## [DATASET CONTENT]
━━━━━━━━━━━━━━━━━━━━━━━━━━━━━━

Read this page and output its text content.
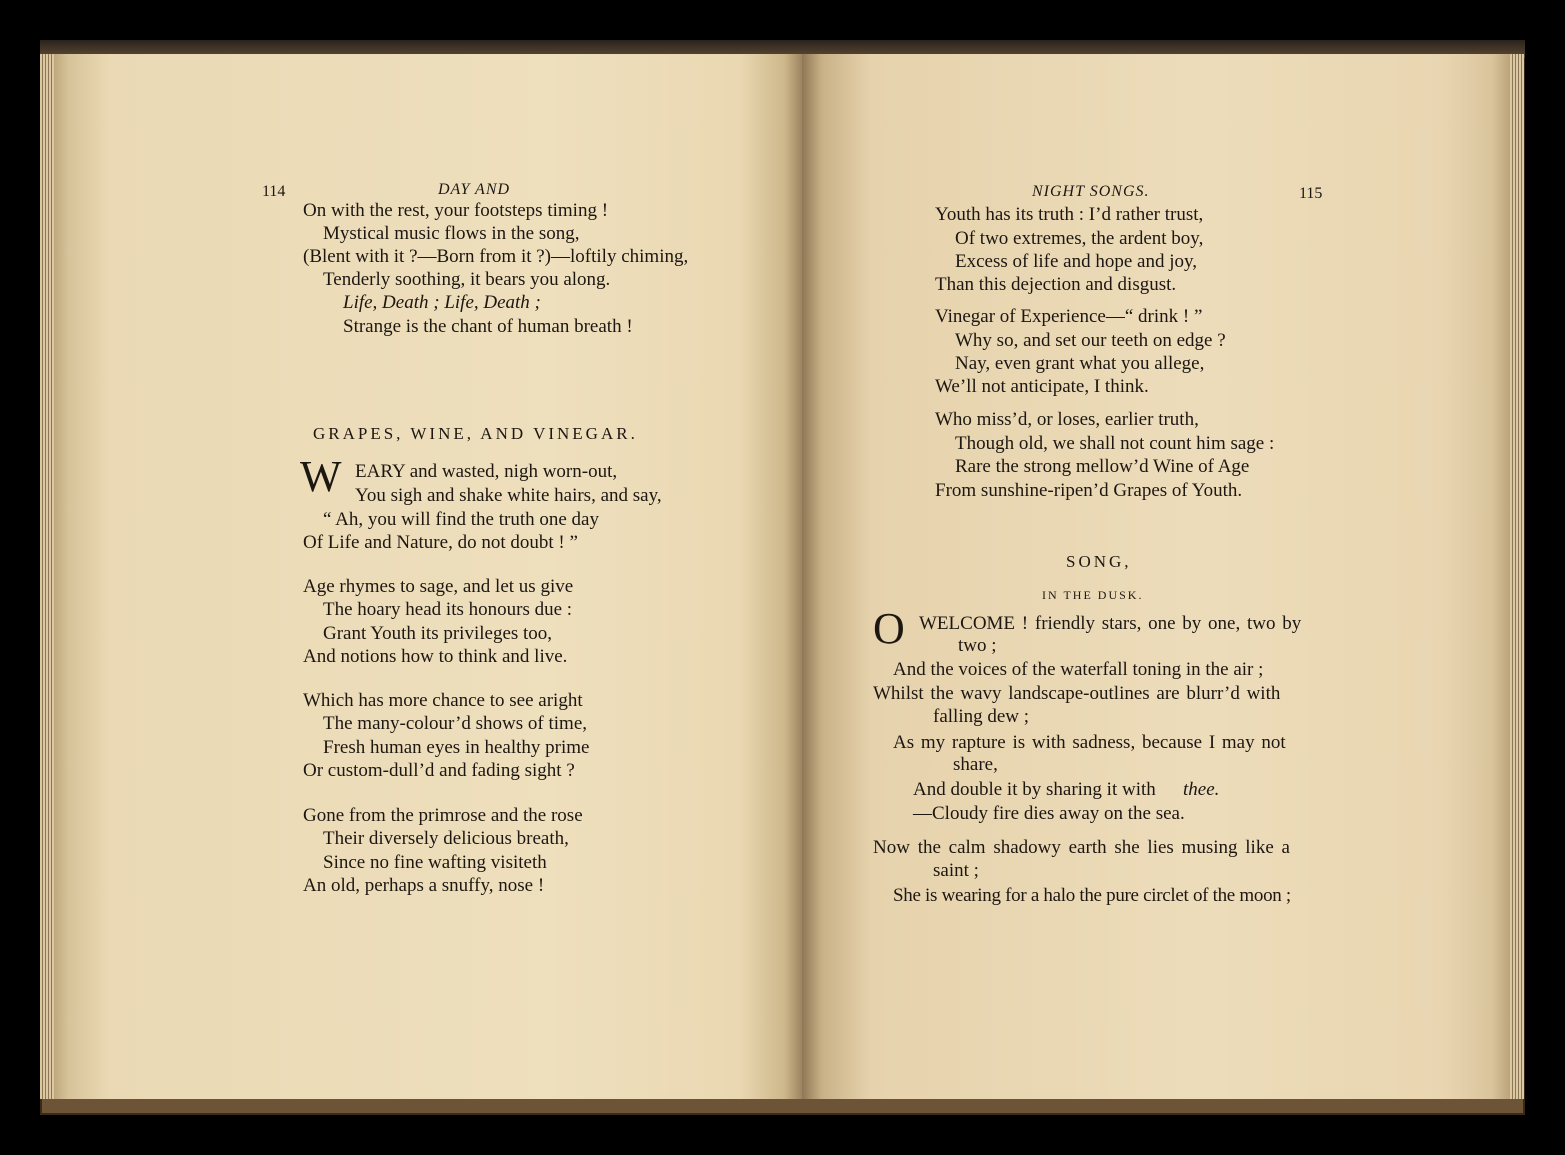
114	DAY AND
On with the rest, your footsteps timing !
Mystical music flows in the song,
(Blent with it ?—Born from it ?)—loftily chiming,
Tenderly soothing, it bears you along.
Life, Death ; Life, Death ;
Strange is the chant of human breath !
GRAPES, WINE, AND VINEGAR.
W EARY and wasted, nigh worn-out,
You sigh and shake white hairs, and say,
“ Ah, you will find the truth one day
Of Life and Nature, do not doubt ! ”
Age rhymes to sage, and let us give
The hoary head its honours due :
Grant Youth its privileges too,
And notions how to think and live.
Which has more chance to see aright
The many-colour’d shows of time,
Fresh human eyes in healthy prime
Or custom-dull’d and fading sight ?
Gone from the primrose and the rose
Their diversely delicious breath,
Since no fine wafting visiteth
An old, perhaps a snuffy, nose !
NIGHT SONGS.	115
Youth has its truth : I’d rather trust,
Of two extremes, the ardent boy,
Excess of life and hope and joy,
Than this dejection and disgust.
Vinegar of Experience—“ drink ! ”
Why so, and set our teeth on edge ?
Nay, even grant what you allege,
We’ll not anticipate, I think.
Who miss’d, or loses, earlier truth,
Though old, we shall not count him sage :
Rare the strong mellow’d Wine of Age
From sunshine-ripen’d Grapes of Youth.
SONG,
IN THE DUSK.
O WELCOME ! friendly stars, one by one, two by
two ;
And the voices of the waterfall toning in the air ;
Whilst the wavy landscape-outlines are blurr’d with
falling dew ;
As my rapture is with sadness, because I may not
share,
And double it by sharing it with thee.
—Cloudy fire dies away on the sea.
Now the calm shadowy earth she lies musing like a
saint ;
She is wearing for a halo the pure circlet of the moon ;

━━━━━━━━━━━━━━━━━━━━━━━━━━━━━━

## [TASK REQUIREMENTS]
Every line in the data that holds "Youth" should be copied out.

## [WRITTEN ANSWER]
Grant Youth its privileges too,
Youth has its truth : I’d rather trust,
From sunshine-ripen’d Grapes of Youth.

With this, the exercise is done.